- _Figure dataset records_

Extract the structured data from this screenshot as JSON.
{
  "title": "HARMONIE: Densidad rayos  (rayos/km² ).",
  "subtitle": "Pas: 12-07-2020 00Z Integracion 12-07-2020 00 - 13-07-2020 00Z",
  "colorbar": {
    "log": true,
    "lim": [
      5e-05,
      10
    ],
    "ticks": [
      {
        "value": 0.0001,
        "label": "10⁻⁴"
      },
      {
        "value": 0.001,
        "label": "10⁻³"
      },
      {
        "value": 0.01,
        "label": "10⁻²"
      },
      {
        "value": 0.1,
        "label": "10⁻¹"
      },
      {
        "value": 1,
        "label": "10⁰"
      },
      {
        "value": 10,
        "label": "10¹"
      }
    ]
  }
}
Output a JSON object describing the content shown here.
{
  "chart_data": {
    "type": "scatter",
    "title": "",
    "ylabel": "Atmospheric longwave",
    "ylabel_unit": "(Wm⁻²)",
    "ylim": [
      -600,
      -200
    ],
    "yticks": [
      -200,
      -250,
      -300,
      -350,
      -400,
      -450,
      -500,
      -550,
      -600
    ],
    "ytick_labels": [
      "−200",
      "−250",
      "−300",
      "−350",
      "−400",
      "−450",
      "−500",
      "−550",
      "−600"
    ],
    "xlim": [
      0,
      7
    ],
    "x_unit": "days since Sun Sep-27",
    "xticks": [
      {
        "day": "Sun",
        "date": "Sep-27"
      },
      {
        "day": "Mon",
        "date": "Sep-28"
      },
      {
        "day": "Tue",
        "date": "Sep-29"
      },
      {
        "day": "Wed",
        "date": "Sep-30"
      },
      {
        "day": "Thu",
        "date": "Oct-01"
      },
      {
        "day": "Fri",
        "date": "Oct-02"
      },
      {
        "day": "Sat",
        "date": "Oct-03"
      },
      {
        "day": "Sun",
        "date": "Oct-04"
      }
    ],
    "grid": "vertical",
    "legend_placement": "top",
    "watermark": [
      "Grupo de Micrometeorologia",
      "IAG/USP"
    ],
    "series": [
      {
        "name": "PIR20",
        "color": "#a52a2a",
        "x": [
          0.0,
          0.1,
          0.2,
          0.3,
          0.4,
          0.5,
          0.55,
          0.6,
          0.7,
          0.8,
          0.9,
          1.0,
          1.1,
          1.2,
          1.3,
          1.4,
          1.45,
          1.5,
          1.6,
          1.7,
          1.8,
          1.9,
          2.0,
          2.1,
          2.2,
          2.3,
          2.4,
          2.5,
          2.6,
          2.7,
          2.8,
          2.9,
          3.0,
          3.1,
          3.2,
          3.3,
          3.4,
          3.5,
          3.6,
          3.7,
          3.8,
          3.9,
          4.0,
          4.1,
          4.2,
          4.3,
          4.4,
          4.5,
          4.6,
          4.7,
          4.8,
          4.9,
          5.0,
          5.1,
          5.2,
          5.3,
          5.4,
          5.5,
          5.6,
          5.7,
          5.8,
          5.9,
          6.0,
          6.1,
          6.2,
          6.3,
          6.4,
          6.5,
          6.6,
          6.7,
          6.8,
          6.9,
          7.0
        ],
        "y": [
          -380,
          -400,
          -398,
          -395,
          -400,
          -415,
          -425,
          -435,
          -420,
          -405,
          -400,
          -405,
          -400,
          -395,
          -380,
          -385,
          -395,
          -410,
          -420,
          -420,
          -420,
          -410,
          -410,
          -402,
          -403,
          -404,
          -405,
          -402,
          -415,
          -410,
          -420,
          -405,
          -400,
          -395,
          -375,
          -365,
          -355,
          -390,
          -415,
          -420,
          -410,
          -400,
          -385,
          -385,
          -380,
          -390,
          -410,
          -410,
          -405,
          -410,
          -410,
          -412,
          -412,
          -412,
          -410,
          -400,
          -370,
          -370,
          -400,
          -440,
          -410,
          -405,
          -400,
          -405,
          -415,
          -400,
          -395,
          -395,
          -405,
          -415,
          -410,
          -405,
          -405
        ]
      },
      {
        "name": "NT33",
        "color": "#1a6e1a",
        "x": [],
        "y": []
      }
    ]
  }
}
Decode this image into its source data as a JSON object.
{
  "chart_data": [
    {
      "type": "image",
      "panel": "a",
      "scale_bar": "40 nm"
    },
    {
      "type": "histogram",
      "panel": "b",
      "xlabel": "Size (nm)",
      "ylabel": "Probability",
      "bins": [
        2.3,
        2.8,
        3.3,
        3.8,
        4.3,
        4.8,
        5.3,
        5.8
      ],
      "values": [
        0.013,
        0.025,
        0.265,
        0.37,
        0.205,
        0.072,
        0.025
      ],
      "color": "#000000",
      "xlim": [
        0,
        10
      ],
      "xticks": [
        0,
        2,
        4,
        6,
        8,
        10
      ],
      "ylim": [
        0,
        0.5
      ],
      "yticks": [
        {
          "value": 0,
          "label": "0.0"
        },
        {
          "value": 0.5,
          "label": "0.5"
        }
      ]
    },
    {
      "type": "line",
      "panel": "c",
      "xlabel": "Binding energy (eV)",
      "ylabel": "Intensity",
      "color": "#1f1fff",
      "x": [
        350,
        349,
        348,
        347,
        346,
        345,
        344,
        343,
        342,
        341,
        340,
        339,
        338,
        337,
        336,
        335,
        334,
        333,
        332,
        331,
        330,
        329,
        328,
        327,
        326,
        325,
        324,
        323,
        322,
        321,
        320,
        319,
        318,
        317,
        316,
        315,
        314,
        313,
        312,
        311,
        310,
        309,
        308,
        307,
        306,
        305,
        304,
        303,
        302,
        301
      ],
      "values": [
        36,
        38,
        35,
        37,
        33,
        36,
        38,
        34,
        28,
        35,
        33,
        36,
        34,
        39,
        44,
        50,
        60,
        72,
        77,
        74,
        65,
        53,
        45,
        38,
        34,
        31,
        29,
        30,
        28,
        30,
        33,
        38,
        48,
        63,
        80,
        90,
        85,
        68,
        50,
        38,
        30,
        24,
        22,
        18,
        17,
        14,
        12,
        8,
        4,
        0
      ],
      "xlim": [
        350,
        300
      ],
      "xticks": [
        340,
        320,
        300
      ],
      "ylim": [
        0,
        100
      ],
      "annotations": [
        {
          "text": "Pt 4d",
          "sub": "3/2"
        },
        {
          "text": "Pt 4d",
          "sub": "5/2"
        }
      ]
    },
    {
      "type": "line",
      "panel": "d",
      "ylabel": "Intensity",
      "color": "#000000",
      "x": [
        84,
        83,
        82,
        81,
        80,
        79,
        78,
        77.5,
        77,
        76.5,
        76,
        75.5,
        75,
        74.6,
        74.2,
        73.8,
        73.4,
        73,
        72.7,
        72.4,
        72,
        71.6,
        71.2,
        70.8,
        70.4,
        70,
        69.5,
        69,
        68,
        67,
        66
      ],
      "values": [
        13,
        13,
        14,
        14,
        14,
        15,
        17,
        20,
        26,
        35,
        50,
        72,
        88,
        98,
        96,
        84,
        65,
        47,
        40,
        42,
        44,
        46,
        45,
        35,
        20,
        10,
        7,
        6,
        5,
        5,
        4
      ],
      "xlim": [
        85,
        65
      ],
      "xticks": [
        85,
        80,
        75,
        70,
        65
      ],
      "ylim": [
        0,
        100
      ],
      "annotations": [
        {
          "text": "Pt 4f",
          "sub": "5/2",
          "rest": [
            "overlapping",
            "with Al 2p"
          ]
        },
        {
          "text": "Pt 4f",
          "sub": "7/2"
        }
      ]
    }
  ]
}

- _TASK TO CARRY OUT_
Extract all of the data exactly as written.

- _EXERCISE ANSWER_
Extract the structured data from this screenshot as JSON.
{
  "title": "HARMONIE: Densidad rayos  (rayos/km² ).",
  "subtitle": "Pas: 12-07-2020 00Z Integracion 12-07-2020 00 - 13-07-2020 00Z",
  "colorbar": {
    "log": true,
    "lim": [
      5e-05,
      10
    ],
    "ticks": [
      {
        "value": 0.0001,
        "label": "10⁻⁴"
      },
      {
        "value": 0.001,
        "label": "10⁻³"
      },
      {
        "value": 0.01,
        "label": "10⁻²"
      },
      {
        "value": 0.1,
        "label": "10⁻¹"
      },
      {
        "value": 1,
        "label": "10⁰"
      },
      {
        "value": 10,
        "label": "10¹"
      }
    ]
  }
}
Output a JSON object describing the content shown here.
{
  "chart_data": {
    "type": "scatter",
    "title": "",
    "ylabel": "Atmospheric longwave",
    "ylabel_unit": "(Wm⁻²)",
    "ylim": [
      -600,
      -200
    ],
    "yticks": [
      -200,
      -250,
      -300,
      -350,
      -400,
      -450,
      -500,
      -550,
      -600
    ],
    "ytick_labels": [
      "−200",
      "−250",
      "−300",
      "−350",
      "−400",
      "−450",
      "−500",
      "−550",
      "−600"
    ],
    "xlim": [
      0,
      7
    ],
    "x_unit": "days since Sun Sep-27",
    "xticks": [
      {
        "day": "Sun",
        "date": "Sep-27"
      },
      {
        "day": "Mon",
        "date": "Sep-28"
      },
      {
        "day": "Tue",
        "date": "Sep-29"
      },
      {
        "day": "Wed",
        "date": "Sep-30"
      },
      {
        "day": "Thu",
        "date": "Oct-01"
      },
      {
        "day": "Fri",
        "date": "Oct-02"
      },
      {
        "day": "Sat",
        "date": "Oct-03"
      },
      {
        "day": "Sun",
        "date": "Oct-04"
      }
    ],
    "grid": "vertical",
    "legend_placement": "top",
    "watermark": [
      "Grupo de Micrometeorologia",
      "IAG/USP"
    ],
    "series": [
      {
        "name": "PIR20",
        "color": "#a52a2a",
        "x": [
          0.0,
          0.1,
          0.2,
          0.3,
          0.4,
          0.5,
          0.55,
          0.6,
          0.7,
          0.8,
          0.9,
          1.0,
          1.1,
          1.2,
          1.3,
          1.4,
          1.45,
          1.5,
          1.6,
          1.7,
          1.8,
          1.9,
          2.0,
          2.1,
          2.2,
          2.3,
          2.4,
          2.5,
          2.6,
          2.7,
          2.8,
          2.9,
          3.0,
          3.1,
          3.2,
          3.3,
          3.4,
          3.5,
          3.6,
          3.7,
          3.8,
          3.9,
          4.0,
          4.1,
          4.2,
          4.3,
          4.4,
          4.5,
          4.6,
          4.7,
          4.8,
          4.9,
          5.0,
          5.1,
          5.2,
          5.3,
          5.4,
          5.5,
          5.6,
          5.7,
          5.8,
          5.9,
          6.0,
          6.1,
          6.2,
          6.3,
          6.4,
          6.5,
          6.6,
          6.7,
          6.8,
          6.9,
          7.0
        ],
        "y": [
          -380,
          -400,
          -398,
          -395,
          -400,
          -415,
          -425,
          -435,
          -420,
          -405,
          -400,
          -405,
          -400,
          -395,
          -380,
          -385,
          -395,
          -410,
          -420,
          -420,
          -420,
          -410,
          -410,
          -402,
          -403,
          -404,
          -405,
          -402,
          -415,
          -410,
          -420,
          -405,
          -400,
          -395,
          -375,
          -365,
          -355,
          -390,
          -415,
          -420,
          -410,
          -400,
          -385,
          -385,
          -380,
          -390,
          -410,
          -410,
          -405,
          -410,
          -410,
          -412,
          -412,
          -412,
          -410,
          -400,
          -370,
          -370,
          -400,
          -440,
          -410,
          -405,
          -400,
          -405,
          -415,
          -400,
          -395,
          -395,
          -405,
          -415,
          -410,
          -405,
          -405
        ]
      },
      {
        "name": "NT33",
        "color": "#1a6e1a",
        "x": [],
        "y": []
      }
    ]
  }
}
Decode this image into its source data as a JSON object.
{
  "chart_data": [
    {
      "type": "image",
      "panel": "a",
      "scale_bar": "40 nm"
    },
    {
      "type": "histogram",
      "panel": "b",
      "xlabel": "Size (nm)",
      "ylabel": "Probability",
      "bins": [
        2.3,
        2.8,
        3.3,
        3.8,
        4.3,
        4.8,
        5.3,
        5.8
      ],
      "values": [
        0.013,
        0.025,
        0.265,
        0.37,
        0.205,
        0.072,
        0.025
      ],
      "color": "#000000",
      "xlim": [
        0,
        10
      ],
      "xticks": [
        0,
        2,
        4,
        6,
        8,
        10
      ],
      "ylim": [
        0,
        0.5
      ],
      "yticks": [
        {
          "value": 0,
          "label": "0.0"
        },
        {
          "value": 0.5,
          "label": "0.5"
        }
      ]
    },
    {
      "type": "line",
      "panel": "c",
      "xlabel": "Binding energy (eV)",
      "ylabel": "Intensity",
      "color": "#1f1fff",
      "x": [
        350,
        349,
        348,
        347,
        346,
        345,
        344,
        343,
        342,
        341,
        340,
        339,
        338,
        337,
        336,
        335,
        334,
        333,
        332,
        331,
        330,
        329,
        328,
        327,
        326,
        325,
        324,
        323,
        322,
        321,
        320,
        319,
        318,
        317,
        316,
        315,
        314,
        313,
        312,
        311,
        310,
        309,
        308,
        307,
        306,
        305,
        304,
        303,
        302,
        301
      ],
      "values": [
        36,
        38,
        35,
        37,
        33,
        36,
        38,
        34,
        28,
        35,
        33,
        36,
        34,
        39,
        44,
        50,
        60,
        72,
        77,
        74,
        65,
        53,
        45,
        38,
        34,
        31,
        29,
        30,
        28,
        30,
        33,
        38,
        48,
        63,
        80,
        90,
        85,
        68,
        50,
        38,
        30,
        24,
        22,
        18,
        17,
        14,
        12,
        8,
        4,
        0
      ],
      "xlim": [
        350,
        300
      ],
      "xticks": [
        340,
        320,
        300
      ],
      "ylim": [
        0,
        100
      ],
      "annotations": [
        {
          "text": "Pt 4d",
          "sub": "3/2"
        },
        {
          "text": "Pt 4d",
          "sub": "5/2"
        }
      ]
    },
    {
      "type": "line",
      "panel": "d",
      "ylabel": "Intensity",
      "color": "#000000",
      "x": [
        84,
        83,
        82,
        81,
        80,
        79,
        78,
        77.5,
        77,
        76.5,
        76,
        75.5,
        75,
        74.6,
        74.2,
        73.8,
        73.4,
        73,
        72.7,
        72.4,
        72,
        71.6,
        71.2,
        70.8,
        70.4,
        70,
        69.5,
        69,
        68,
        67,
        66
      ],
      "values": [
        13,
        13,
        14,
        14,
        14,
        15,
        17,
        20,
        26,
        35,
        50,
        72,
        88,
        98,
        96,
        84,
        65,
        47,
        40,
        42,
        44,
        46,
        45,
        35,
        20,
        10,
        7,
        6,
        5,
        5,
        4
      ],
      "xlim": [
        85,
        65
      ],
      "xticks": [
        85,
        80,
        75,
        70,
        65
      ],
      "ylim": [
        0,
        100
      ],
      "annotations": [
        {
          "text": "Pt 4f",
          "sub": "5/2",
          "rest": [
            "overlapping",
            "with Al 2p"
          ]
        },
        {
          "text": "Pt 4f",
          "sub": "7/2"
        }
      ]
    }
  ]
}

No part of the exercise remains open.